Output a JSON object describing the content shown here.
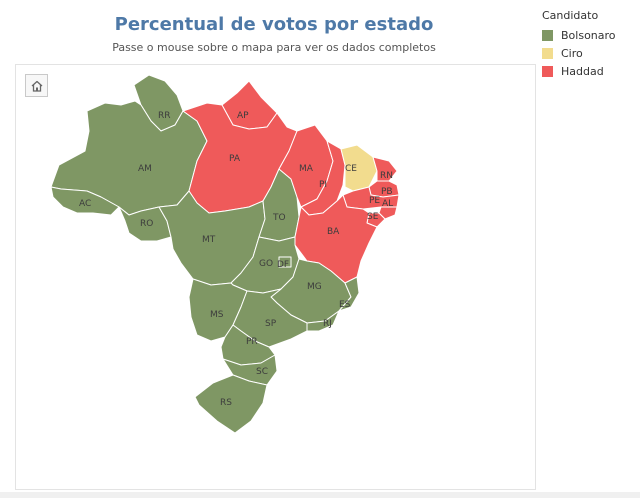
{
  "title": "Percentual de votos por estado",
  "subtitle": "Passe o mouse sobre o mapa para ver os dados completos",
  "home_icon": "home-icon",
  "legend": {
    "title": "Candidato",
    "items": [
      {
        "label": "Bolsonaro",
        "color": "#7f9764"
      },
      {
        "label": "Ciro",
        "color": "#f2dc8e"
      },
      {
        "label": "Haddad",
        "color": "#ef5a5a"
      }
    ]
  },
  "colors": {
    "Bolsonaro": "#7f9764",
    "Ciro": "#f2dc8e",
    "Haddad": "#ef5a5a"
  },
  "states": [
    {
      "label": "RR",
      "winner": "Bolsonaro"
    },
    {
      "label": "AP",
      "winner": "Haddad"
    },
    {
      "label": "AM",
      "winner": "Bolsonaro"
    },
    {
      "label": "PA",
      "winner": "Haddad"
    },
    {
      "label": "AC",
      "winner": "Bolsonaro"
    },
    {
      "label": "RO",
      "winner": "Bolsonaro"
    },
    {
      "label": "MT",
      "winner": "Bolsonaro"
    },
    {
      "label": "TO",
      "winner": "Bolsonaro"
    },
    {
      "label": "MA",
      "winner": "Haddad"
    },
    {
      "label": "PI",
      "winner": "Haddad"
    },
    {
      "label": "CE",
      "winner": "Ciro"
    },
    {
      "label": "RN",
      "winner": "Haddad"
    },
    {
      "label": "PB",
      "winner": "Haddad"
    },
    {
      "label": "PE",
      "winner": "Haddad"
    },
    {
      "label": "AL",
      "winner": "Haddad"
    },
    {
      "label": "SE",
      "winner": "Haddad"
    },
    {
      "label": "BA",
      "winner": "Haddad"
    },
    {
      "label": "GO",
      "winner": "Bolsonaro"
    },
    {
      "label": "DF",
      "winner": "Bolsonaro"
    },
    {
      "label": "MG",
      "winner": "Bolsonaro"
    },
    {
      "label": "ES",
      "winner": "Bolsonaro"
    },
    {
      "label": "RJ",
      "winner": "Bolsonaro"
    },
    {
      "label": "MS",
      "winner": "Bolsonaro"
    },
    {
      "label": "SP",
      "winner": "Bolsonaro"
    },
    {
      "label": "PR",
      "winner": "Bolsonaro"
    },
    {
      "label": "SC",
      "winner": "Bolsonaro"
    },
    {
      "label": "RS",
      "winner": "Bolsonaro"
    }
  ]
}
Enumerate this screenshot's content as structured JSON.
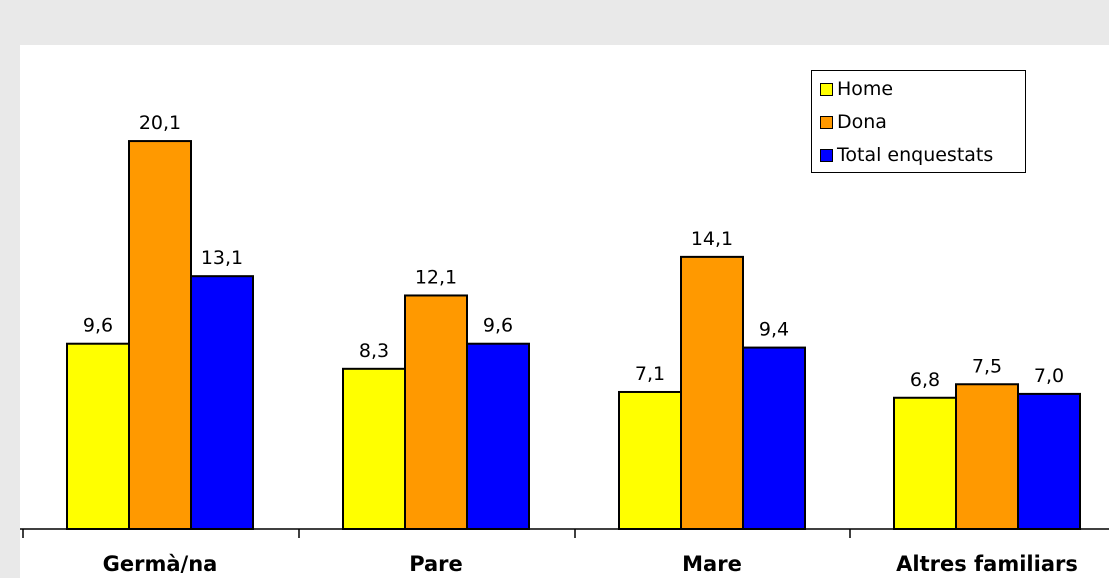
{
  "chart_data": {
    "type": "bar",
    "title": "",
    "xlabel": "",
    "ylabel": "",
    "categories": [
      "Germà/na",
      "Pare",
      "Mare",
      "Altres familiars"
    ],
    "series": [
      {
        "name": "Home",
        "color": "#ffff00",
        "values": [
          9.6,
          8.3,
          7.1,
          6.8
        ],
        "labels": [
          "9,6",
          "8,3",
          "7,1",
          "6,8"
        ]
      },
      {
        "name": "Dona",
        "color": "#ff9900",
        "values": [
          20.1,
          12.1,
          14.1,
          7.5
        ],
        "labels": [
          "20,1",
          "12,1",
          "14,1",
          "7,5"
        ]
      },
      {
        "name": "Total enquestats",
        "color": "#0000ff",
        "values": [
          13.1,
          9.6,
          9.4,
          7.0
        ],
        "labels": [
          "13,1",
          "9,6",
          "9,4",
          "7,0"
        ]
      }
    ],
    "ylim": [
      0,
      22
    ],
    "grid": false,
    "legend_position": "top-right"
  }
}
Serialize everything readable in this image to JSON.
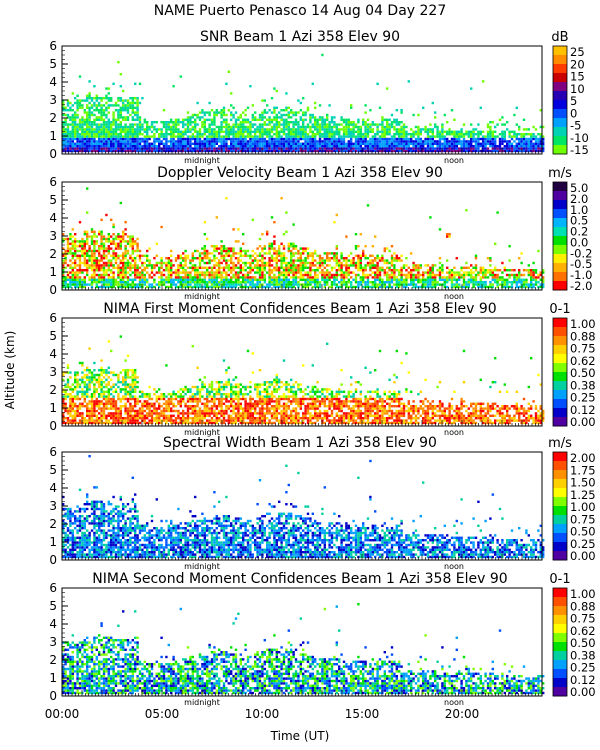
{
  "header": {
    "title": "NAME Puerto Penasco  14 Aug 04 Day 227"
  },
  "axes": {
    "ylabel": "Altitude (km)",
    "xlabel": "Time (UT)",
    "xticks": [
      "00:00",
      "05:00",
      "10:00",
      "15:00",
      "20:00"
    ],
    "yticks": [
      "0",
      "1",
      "2",
      "3",
      "4",
      "5",
      "6"
    ],
    "marker_midnight": "midnight",
    "marker_noon": "noon"
  },
  "palette": [
    "#7CFC00",
    "#00E000",
    "#00C8A0",
    "#00A0FF",
    "#0050FF",
    "#0000C8",
    "#4000A0",
    "#600080",
    "#FF0000",
    "#FF4000",
    "#FF8000",
    "#FFB000",
    "#FFE000"
  ],
  "chart_data": [
    {
      "type": "heatmap",
      "title": "SNR Beam 1 Azi 358 Elev 90",
      "unit": "dB",
      "scale_labels": [
        "25",
        "20",
        "15",
        "10",
        "5",
        "0",
        "-5",
        "-10",
        "-15"
      ],
      "scale_colors": [
        "#FFC000",
        "#FF8C00",
        "#FF3C00",
        "#C80000",
        "#7F0080",
        "#2800B4",
        "#0000DC",
        "#0050FF",
        "#00A0FF",
        "#00D2B4",
        "#00E664",
        "#6EFF00"
      ],
      "x_range_hours": [
        0,
        24
      ],
      "y_range_km": [
        0,
        6
      ],
      "profile": "snr"
    },
    {
      "type": "heatmap",
      "title": "Doppler Velocity Beam 1 Azi 358 Elev 90",
      "unit": "m/s",
      "scale_labels": [
        "5.0",
        "2.0",
        "1.0",
        "0.5",
        "0.2",
        "0.0",
        "-0.2",
        "-0.5",
        "-1.0",
        "-2.0"
      ],
      "scale_colors": [
        "#200040",
        "#5000A0",
        "#0000C8",
        "#0050FF",
        "#00B4FF",
        "#00E0B0",
        "#00E000",
        "#7CFC00",
        "#FFF000",
        "#FFB000",
        "#FF7000",
        "#FF0000"
      ],
      "x_range_hours": [
        0,
        24
      ],
      "y_range_km": [
        0,
        6
      ],
      "profile": "doppler"
    },
    {
      "type": "heatmap",
      "title": "NIMA First Moment Confidences Beam 1 Azi 358 Elev 90",
      "unit": "0-1",
      "scale_labels": [
        "1.00",
        "0.88",
        "0.75",
        "0.62",
        "0.50",
        "0.38",
        "0.25",
        "0.12",
        "0.00"
      ],
      "scale_colors": [
        "#FF0000",
        "#FF5000",
        "#FF9000",
        "#FFD000",
        "#FFFF00",
        "#80FF00",
        "#00E000",
        "#00D0A0",
        "#00A0FF",
        "#0050FF",
        "#0000C8",
        "#5000A0"
      ],
      "x_range_hours": [
        0,
        24
      ],
      "y_range_km": [
        0,
        6
      ],
      "profile": "conf1"
    },
    {
      "type": "heatmap",
      "title": "Spectral Width Beam 1 Azi 358 Elev 90",
      "unit": "m/s",
      "scale_labels": [
        "2.00",
        "1.75",
        "1.50",
        "1.25",
        "1.00",
        "0.75",
        "0.50",
        "0.25",
        "0.00"
      ],
      "scale_colors": [
        "#FF0000",
        "#FF5000",
        "#FF9000",
        "#FFD000",
        "#FFFF00",
        "#80FF00",
        "#00E000",
        "#00D0A0",
        "#00A0FF",
        "#0050FF",
        "#0000C8",
        "#5000A0"
      ],
      "x_range_hours": [
        0,
        24
      ],
      "y_range_km": [
        0,
        6
      ],
      "profile": "width"
    },
    {
      "type": "heatmap",
      "title": "NIMA Second Moment Confidences Beam 1 Azi 358 Elev 90",
      "unit": "0-1",
      "scale_labels": [
        "1.00",
        "0.88",
        "0.75",
        "0.62",
        "0.50",
        "0.38",
        "0.25",
        "0.12",
        "0.00"
      ],
      "scale_colors": [
        "#FF0000",
        "#FF5000",
        "#FF9000",
        "#FFD000",
        "#FFFF00",
        "#80FF00",
        "#00E000",
        "#00D0A0",
        "#00A0FF",
        "#0050FF",
        "#0000C8",
        "#5000A0"
      ],
      "x_range_hours": [
        0,
        24
      ],
      "y_range_km": [
        0,
        6
      ],
      "profile": "conf2"
    }
  ]
}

^^^^^^^^^^^^^^^^

* [The task]: Tell how many lines in the material above include the word "Confidences", giving the number only.

* [Task solution]: 2